**Goal**
Find the lines that contain the word "ylabel" and copy each one.

**Extracted information**
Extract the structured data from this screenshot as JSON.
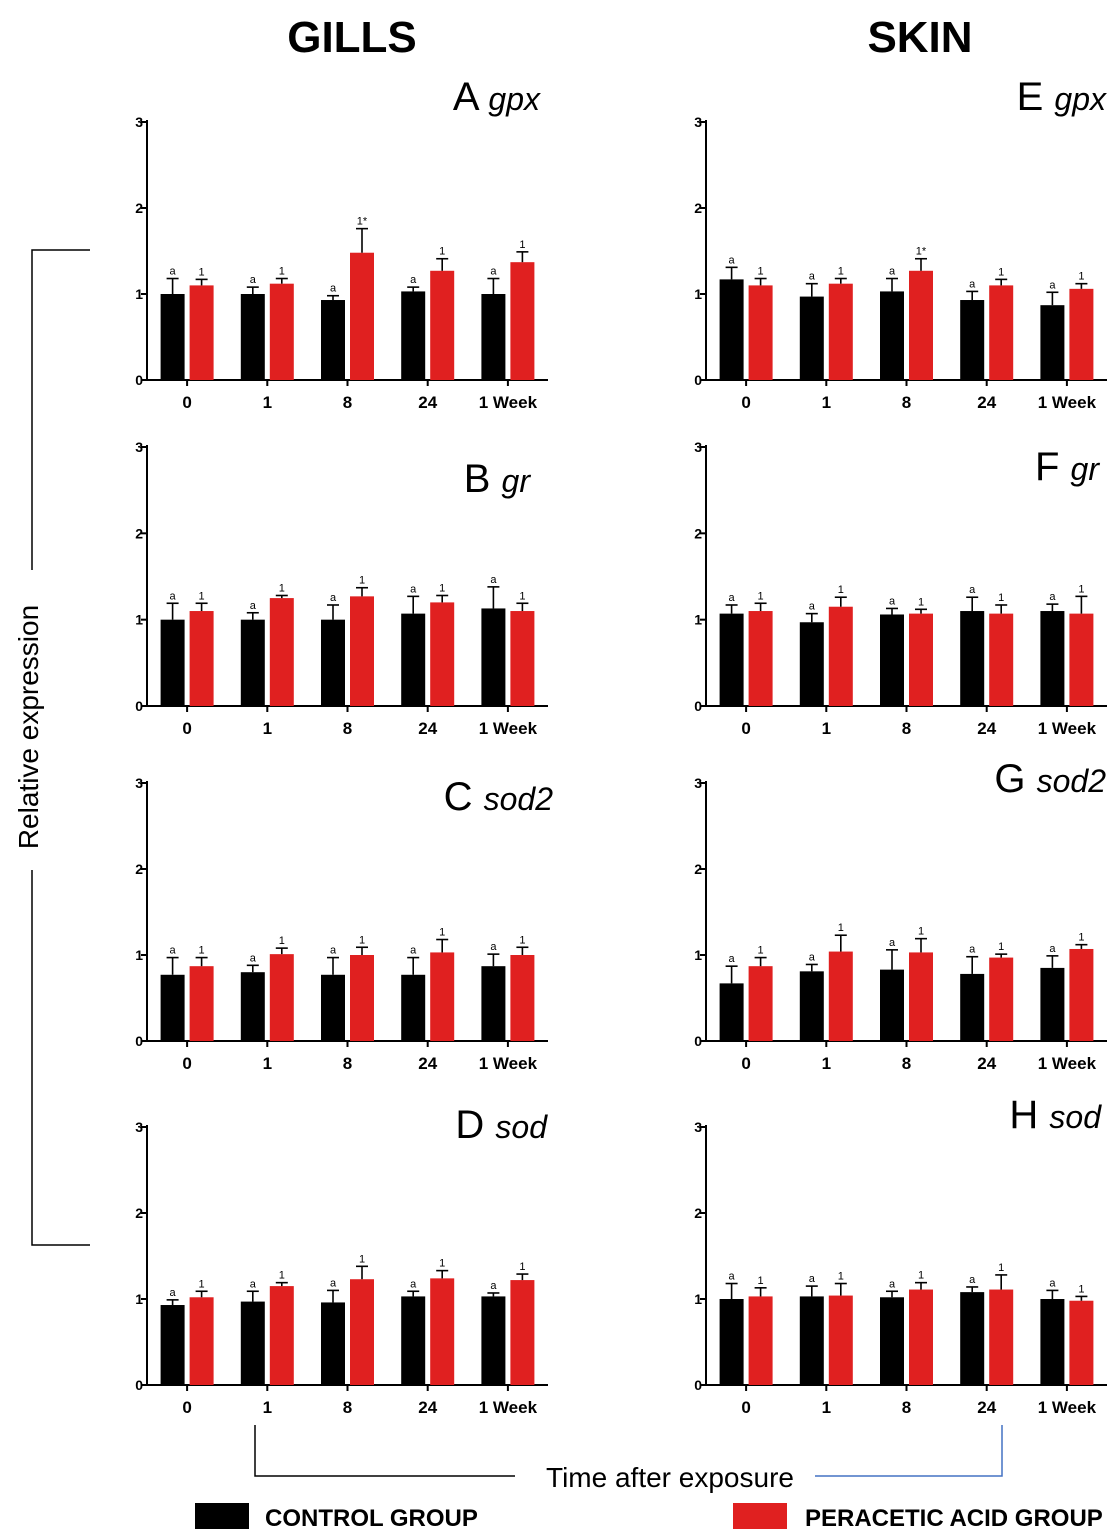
{
  "titles": {
    "left": "GILLS",
    "right": "SKIN"
  },
  "ylabel": "Relative expression",
  "xlabel": "Time after exposure",
  "legend": [
    {
      "label": "CONTROL GROUP",
      "color": "#000000"
    },
    {
      "label": "PERACETIC ACID GROUP",
      "color": "#e02020"
    }
  ],
  "colors": {
    "control": "#000000",
    "treatment": "#e02020",
    "bracket": "#000000",
    "bracket_right": "#4472c4"
  },
  "chart_data": [
    {
      "type": "bar",
      "letter": "A",
      "gene": "gpx",
      "tissue": "GILLS",
      "categories": [
        "0",
        "1",
        "8",
        "24",
        "1 Week"
      ],
      "ylim": [
        0,
        3
      ],
      "yticks": [
        "0",
        "1",
        "2",
        "3"
      ],
      "series": [
        {
          "name": "CONTROL GROUP",
          "values": [
            1.0,
            1.0,
            0.93,
            1.03,
            1.0
          ],
          "errors": [
            0.18,
            0.08,
            0.05,
            0.05,
            0.18
          ],
          "labels": [
            "a",
            "a",
            "a",
            "a",
            "a"
          ]
        },
        {
          "name": "PERACETIC ACID GROUP",
          "values": [
            1.1,
            1.12,
            1.48,
            1.27,
            1.37
          ],
          "errors": [
            0.07,
            0.06,
            0.28,
            0.14,
            0.12
          ],
          "labels": [
            "1",
            "1",
            "1*",
            "1",
            "1"
          ]
        }
      ]
    },
    {
      "type": "bar",
      "letter": "B",
      "gene": "gr",
      "tissue": "GILLS",
      "categories": [
        "0",
        "1",
        "8",
        "24",
        "1 Week"
      ],
      "ylim": [
        0,
        3
      ],
      "yticks": [
        "0",
        "1",
        "2",
        "3"
      ],
      "series": [
        {
          "name": "CONTROL GROUP",
          "values": [
            1.0,
            1.0,
            1.0,
            1.07,
            1.13
          ],
          "errors": [
            0.19,
            0.08,
            0.17,
            0.2,
            0.25
          ],
          "labels": [
            "a",
            "a",
            "a",
            "a",
            "a"
          ]
        },
        {
          "name": "PERACETIC ACID GROUP",
          "values": [
            1.1,
            1.25,
            1.27,
            1.2,
            1.1
          ],
          "errors": [
            0.09,
            0.03,
            0.1,
            0.08,
            0.09
          ],
          "labels": [
            "1",
            "1",
            "1",
            "1",
            "1"
          ]
        }
      ]
    },
    {
      "type": "bar",
      "letter": "C",
      "gene": "sod2",
      "tissue": "GILLS",
      "categories": [
        "0",
        "1",
        "8",
        "24",
        "1 Week"
      ],
      "ylim": [
        0,
        3
      ],
      "yticks": [
        "0",
        "1",
        "2",
        "3"
      ],
      "series": [
        {
          "name": "CONTROL GROUP",
          "values": [
            0.77,
            0.8,
            0.77,
            0.77,
            0.87
          ],
          "errors": [
            0.2,
            0.08,
            0.2,
            0.2,
            0.14
          ],
          "labels": [
            "a",
            "a",
            "a",
            "a",
            "a"
          ]
        },
        {
          "name": "PERACETIC ACID GROUP",
          "values": [
            0.87,
            1.01,
            1.0,
            1.03,
            1.0
          ],
          "errors": [
            0.1,
            0.07,
            0.09,
            0.15,
            0.09
          ],
          "labels": [
            "1",
            "1",
            "1",
            "1",
            "1"
          ]
        }
      ]
    },
    {
      "type": "bar",
      "letter": "D",
      "gene": "sod",
      "tissue": "GILLS",
      "categories": [
        "0",
        "1",
        "8",
        "24",
        "1 Week"
      ],
      "ylim": [
        0,
        3
      ],
      "yticks": [
        "0",
        "1",
        "2",
        "3"
      ],
      "series": [
        {
          "name": "CONTROL GROUP",
          "values": [
            0.93,
            0.97,
            0.96,
            1.03,
            1.03
          ],
          "errors": [
            0.06,
            0.12,
            0.14,
            0.06,
            0.04
          ],
          "labels": [
            "a",
            "a",
            "a",
            "a",
            "a"
          ]
        },
        {
          "name": "PERACETIC ACID GROUP",
          "values": [
            1.02,
            1.15,
            1.23,
            1.24,
            1.22
          ],
          "errors": [
            0.07,
            0.04,
            0.15,
            0.09,
            0.07
          ],
          "labels": [
            "1",
            "1",
            "1",
            "1",
            "1"
          ]
        }
      ]
    },
    {
      "type": "bar",
      "letter": "E",
      "gene": "gpx",
      "tissue": "SKIN",
      "categories": [
        "0",
        "1",
        "8",
        "24",
        "1 Week"
      ],
      "ylim": [
        0,
        3
      ],
      "yticks": [
        "0",
        "1",
        "2",
        "3"
      ],
      "series": [
        {
          "name": "CONTROL GROUP",
          "values": [
            1.17,
            0.97,
            1.03,
            0.93,
            0.87
          ],
          "errors": [
            0.14,
            0.15,
            0.15,
            0.1,
            0.15
          ],
          "labels": [
            "a",
            "a",
            "a",
            "a",
            "a"
          ]
        },
        {
          "name": "PERACETIC ACID GROUP",
          "values": [
            1.1,
            1.12,
            1.27,
            1.1,
            1.06
          ],
          "errors": [
            0.08,
            0.06,
            0.14,
            0.07,
            0.06
          ],
          "labels": [
            "1",
            "1",
            "1*",
            "1",
            "1"
          ]
        }
      ]
    },
    {
      "type": "bar",
      "letter": "F",
      "gene": "gr",
      "tissue": "SKIN",
      "categories": [
        "0",
        "1",
        "8",
        "24",
        "1 Week"
      ],
      "ylim": [
        0,
        3
      ],
      "yticks": [
        "0",
        "1",
        "2",
        "3"
      ],
      "series": [
        {
          "name": "CONTROL GROUP",
          "values": [
            1.07,
            0.97,
            1.06,
            1.1,
            1.1
          ],
          "errors": [
            0.1,
            0.1,
            0.07,
            0.16,
            0.08
          ],
          "labels": [
            "a",
            "a",
            "a",
            "a",
            "a"
          ]
        },
        {
          "name": "PERACETIC ACID GROUP",
          "values": [
            1.1,
            1.15,
            1.07,
            1.07,
            1.07
          ],
          "errors": [
            0.09,
            0.11,
            0.05,
            0.1,
            0.2
          ],
          "labels": [
            "1",
            "1",
            "1",
            "1",
            "1"
          ]
        }
      ]
    },
    {
      "type": "bar",
      "letter": "G",
      "gene": "sod2",
      "tissue": "SKIN",
      "categories": [
        "0",
        "1",
        "8",
        "24",
        "1 Week"
      ],
      "ylim": [
        0,
        3
      ],
      "yticks": [
        "0",
        "1",
        "2",
        "3"
      ],
      "series": [
        {
          "name": "CONTROL GROUP",
          "values": [
            0.67,
            0.81,
            0.83,
            0.78,
            0.85
          ],
          "errors": [
            0.2,
            0.08,
            0.23,
            0.2,
            0.14
          ],
          "labels": [
            "a",
            "a",
            "a",
            "a",
            "a"
          ]
        },
        {
          "name": "PERACETIC ACID GROUP",
          "values": [
            0.87,
            1.04,
            1.03,
            0.97,
            1.07
          ],
          "errors": [
            0.1,
            0.19,
            0.16,
            0.04,
            0.05
          ],
          "labels": [
            "1",
            "1",
            "1",
            "1",
            "1"
          ]
        }
      ]
    },
    {
      "type": "bar",
      "letter": "H",
      "gene": "sod",
      "tissue": "SKIN",
      "categories": [
        "0",
        "1",
        "8",
        "24",
        "1 Week"
      ],
      "ylim": [
        0,
        3
      ],
      "yticks": [
        "0",
        "1",
        "2",
        "3"
      ],
      "series": [
        {
          "name": "CONTROL GROUP",
          "values": [
            1.0,
            1.03,
            1.02,
            1.08,
            1.0
          ],
          "errors": [
            0.18,
            0.12,
            0.07,
            0.06,
            0.1
          ],
          "labels": [
            "a",
            "a",
            "a",
            "a",
            "a"
          ]
        },
        {
          "name": "PERACETIC ACID GROUP",
          "values": [
            1.03,
            1.04,
            1.11,
            1.11,
            0.98
          ],
          "errors": [
            0.1,
            0.14,
            0.08,
            0.17,
            0.05
          ],
          "labels": [
            "1",
            "1",
            "1",
            "1",
            "1"
          ]
        }
      ]
    }
  ]
}
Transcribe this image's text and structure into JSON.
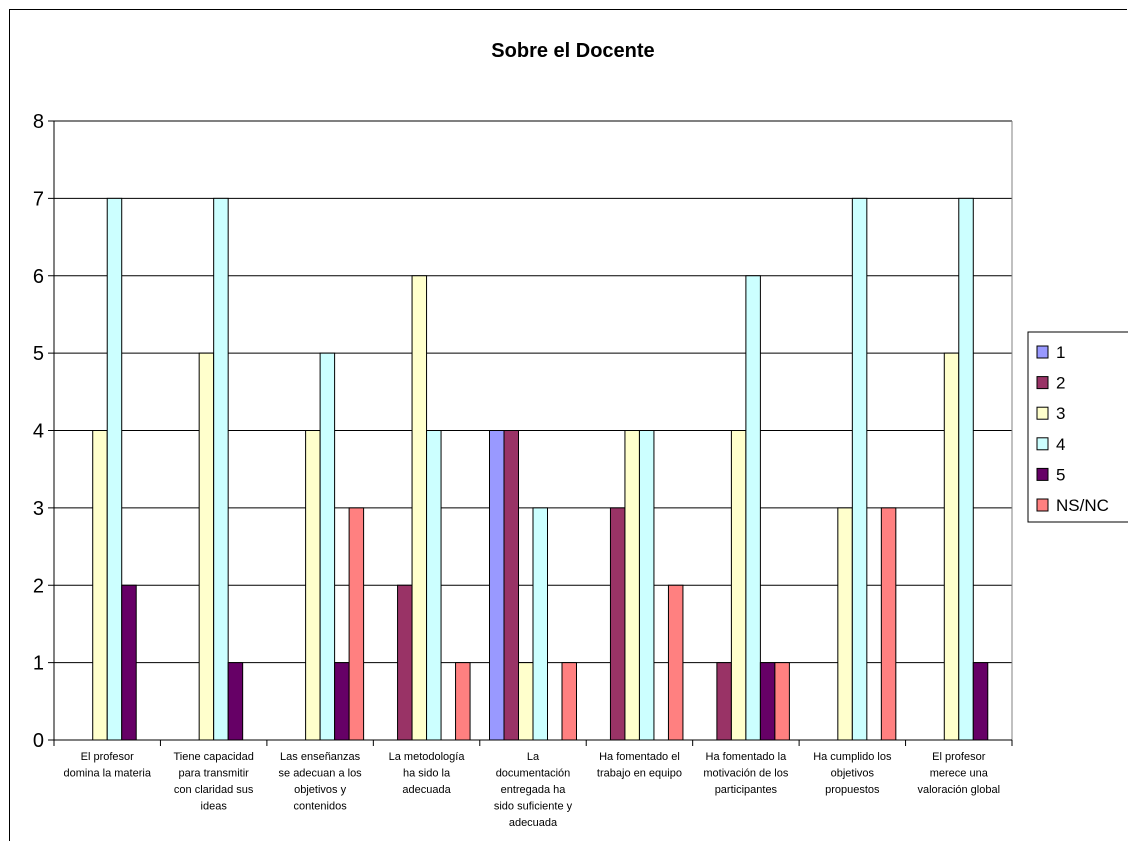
{
  "chart_data": {
    "type": "bar",
    "title": "Sobre el Docente",
    "xlabel": "",
    "ylabel": "",
    "ylim": [
      0,
      8
    ],
    "yticks": [
      0,
      1,
      2,
      3,
      4,
      5,
      6,
      7,
      8
    ],
    "grid": true,
    "legend_position": "right",
    "categories": [
      [
        "El profesor",
        "domina la materia"
      ],
      [
        "Tiene capacidad",
        "para transmitir",
        "con claridad sus",
        "ideas"
      ],
      [
        "Las enseñanzas",
        "se adecuan a los",
        "objetivos y",
        "contenidos"
      ],
      [
        "La metodología",
        "ha sido la",
        "adecuada"
      ],
      [
        "La",
        "documentación",
        "entregada ha",
        "sido suficiente y",
        "adecuada"
      ],
      [
        "Ha fomentado el",
        "trabajo en equipo"
      ],
      [
        "Ha fomentado la",
        "motivación de los",
        "participantes"
      ],
      [
        "Ha cumplido los",
        "objetivos",
        "propuestos"
      ],
      [
        "El profesor",
        "merece una",
        "valoración global"
      ]
    ],
    "series": [
      {
        "name": "1",
        "color": "#9999ff",
        "values": [
          0,
          0,
          0,
          0,
          4,
          0,
          0,
          0,
          0
        ]
      },
      {
        "name": "2",
        "color": "#993366",
        "values": [
          0,
          0,
          0,
          2,
          4,
          3,
          1,
          0,
          0
        ]
      },
      {
        "name": "3",
        "color": "#ffffcc",
        "values": [
          4,
          5,
          4,
          6,
          1,
          4,
          4,
          3,
          5
        ]
      },
      {
        "name": "4",
        "color": "#ccffff",
        "values": [
          7,
          7,
          5,
          4,
          3,
          4,
          6,
          7,
          7
        ]
      },
      {
        "name": "5",
        "color": "#660066",
        "values": [
          2,
          1,
          1,
          0,
          0,
          0,
          1,
          0,
          1
        ]
      },
      {
        "name": "NS/NC",
        "color": "#ff8080",
        "values": [
          0,
          0,
          3,
          1,
          1,
          2,
          1,
          3,
          0
        ]
      }
    ]
  }
}
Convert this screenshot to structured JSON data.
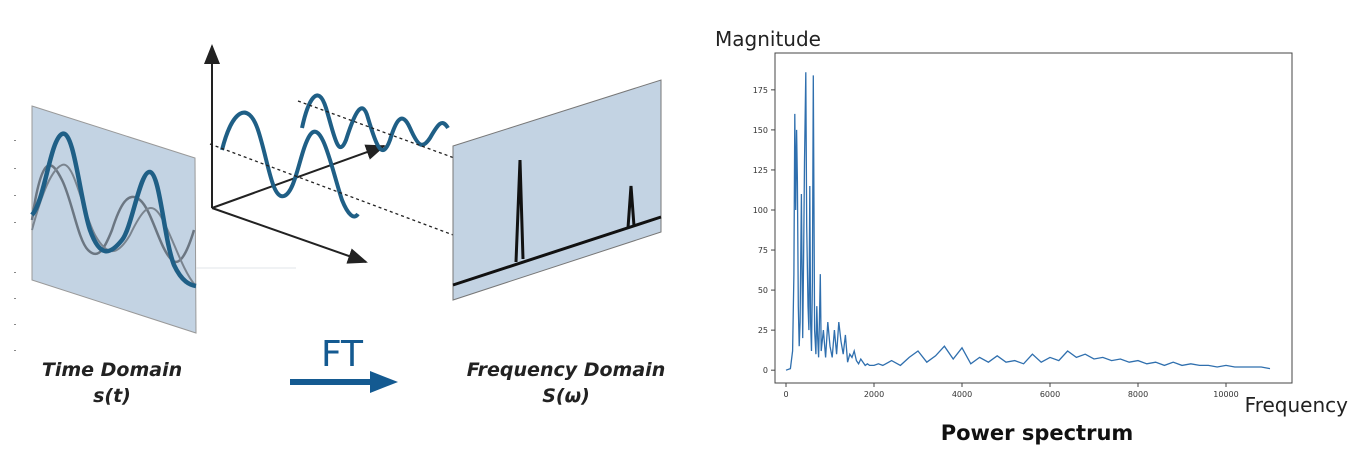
{
  "diagram": {
    "time_domain_title": "Time Domain",
    "time_domain_formula": "s(t)",
    "transform_label": "FT",
    "frequency_domain_title": "Frequency Domain",
    "frequency_domain_formula": "S(ω)",
    "colors": {
      "panel_fill": "#c3d3e3",
      "wave_dark": "#1f5f86",
      "wave_gray": "#6b7682",
      "arrow_blue": "#145a91"
    }
  },
  "chart_data": {
    "type": "line",
    "title": "Power spectrum",
    "xlabel": "Frequency",
    "ylabel": "Magnitude",
    "xlim": [
      -250,
      11500
    ],
    "ylim": [
      -8,
      198
    ],
    "xticks": [
      0,
      2000,
      4000,
      6000,
      8000,
      10000
    ],
    "yticks": [
      0,
      25,
      50,
      75,
      100,
      125,
      150,
      175
    ],
    "grid": false,
    "series": [
      {
        "color": "#2f6fae",
        "x": [
          0,
          100,
          150,
          180,
          200,
          220,
          240,
          260,
          280,
          300,
          320,
          350,
          380,
          400,
          420,
          450,
          470,
          500,
          520,
          540,
          560,
          580,
          600,
          620,
          650,
          680,
          700,
          720,
          740,
          760,
          780,
          800,
          850,
          900,
          950,
          1000,
          1050,
          1100,
          1150,
          1200,
          1250,
          1300,
          1350,
          1400,
          1450,
          1500,
          1550,
          1600,
          1650,
          1700,
          1750,
          1800,
          1850,
          1900,
          2000,
          2100,
          2200,
          2400,
          2600,
          2800,
          3000,
          3200,
          3400,
          3600,
          3800,
          4000,
          4200,
          4400,
          4600,
          4800,
          5000,
          5200,
          5400,
          5600,
          5800,
          6000,
          6200,
          6400,
          6600,
          6800,
          7000,
          7200,
          7400,
          7600,
          7800,
          8000,
          8200,
          8400,
          8600,
          8800,
          9000,
          9200,
          9400,
          9600,
          9800,
          10000,
          10200,
          10400,
          10600,
          10800,
          11000
        ],
        "values": [
          0,
          1,
          12,
          60,
          160,
          100,
          150,
          118,
          40,
          15,
          30,
          110,
          20,
          70,
          130,
          186,
          90,
          40,
          25,
          115,
          30,
          12,
          55,
          184,
          25,
          10,
          40,
          20,
          8,
          30,
          60,
          12,
          25,
          8,
          30,
          15,
          8,
          25,
          10,
          30,
          18,
          10,
          22,
          5,
          10,
          8,
          12,
          6,
          4,
          7,
          5,
          3,
          4,
          3,
          3,
          4,
          3,
          6,
          3,
          8,
          12,
          5,
          9,
          15,
          7,
          14,
          4,
          8,
          5,
          9,
          5,
          6,
          4,
          10,
          5,
          8,
          6,
          12,
          8,
          10,
          7,
          8,
          6,
          7,
          5,
          6,
          4,
          5,
          3,
          5,
          3,
          4,
          3,
          3,
          2,
          3,
          2,
          2,
          2,
          2,
          1
        ]
      }
    ]
  }
}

**Result of this exercise**
  "ylabel": "Relative expression",
    "ylabel": "",
    "ylabel": "Magnitude",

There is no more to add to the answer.